What to do> Here are some records; quote them exactly, leaving out the pictures.

Task inputs>
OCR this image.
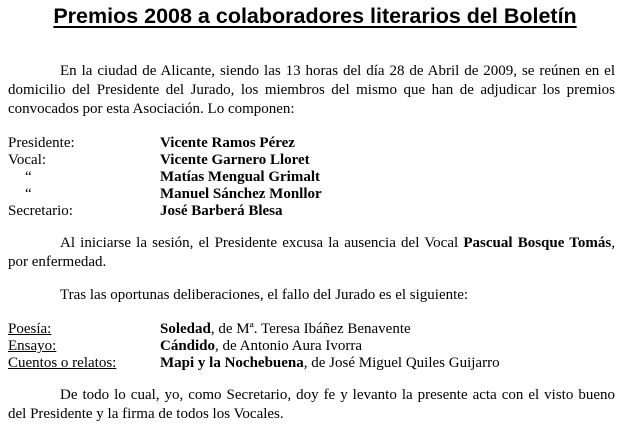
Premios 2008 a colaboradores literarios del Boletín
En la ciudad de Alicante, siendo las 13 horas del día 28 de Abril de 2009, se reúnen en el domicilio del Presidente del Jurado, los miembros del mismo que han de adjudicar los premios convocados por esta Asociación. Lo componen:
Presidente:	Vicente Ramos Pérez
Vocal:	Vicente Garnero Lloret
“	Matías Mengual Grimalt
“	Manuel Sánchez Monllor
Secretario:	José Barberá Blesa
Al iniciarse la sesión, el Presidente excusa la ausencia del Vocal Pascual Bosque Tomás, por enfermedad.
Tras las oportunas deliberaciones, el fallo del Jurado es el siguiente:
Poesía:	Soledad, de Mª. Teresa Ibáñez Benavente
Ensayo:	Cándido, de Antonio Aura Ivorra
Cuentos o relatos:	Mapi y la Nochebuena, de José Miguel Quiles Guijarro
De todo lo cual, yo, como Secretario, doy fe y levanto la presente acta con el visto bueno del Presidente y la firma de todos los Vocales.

Solution for this task>
OCR this image.
Premios 2008 a colaboradores literarios del Boletín
En la ciudad de Alicante, siendo las 13 horas del día 28 de Abril de 2009, se reúnen en el domicilio del Presidente del Jurado, los miembros del mismo que han de adjudicar los premios convocados por esta Asociación. Lo componen:
Presidente:	Vicente Ramos Pérez
Vocal:	Vicente Garnero Lloret
“	Matías Mengual Grimalt
“	Manuel Sánchez Monllor
Secretario:	José Barberá Blesa
Al iniciarse la sesión, el Presidente excusa la ausencia del Vocal Pascual Bosque Tomás, por enfermedad.
Tras las oportunas deliberaciones, el fallo del Jurado es el siguiente:
Poesía:	Soledad, de Mª. Teresa Ibáñez Benavente
Ensayo:	Cándido, de Antonio Aura Ivorra
Cuentos o relatos:	Mapi y la Nochebuena, de José Miguel Quiles Guijarro
De todo lo cual, yo, como Secretario, doy fe y levanto la presente acta con el visto bueno del Presidente y la firma de todos los Vocales.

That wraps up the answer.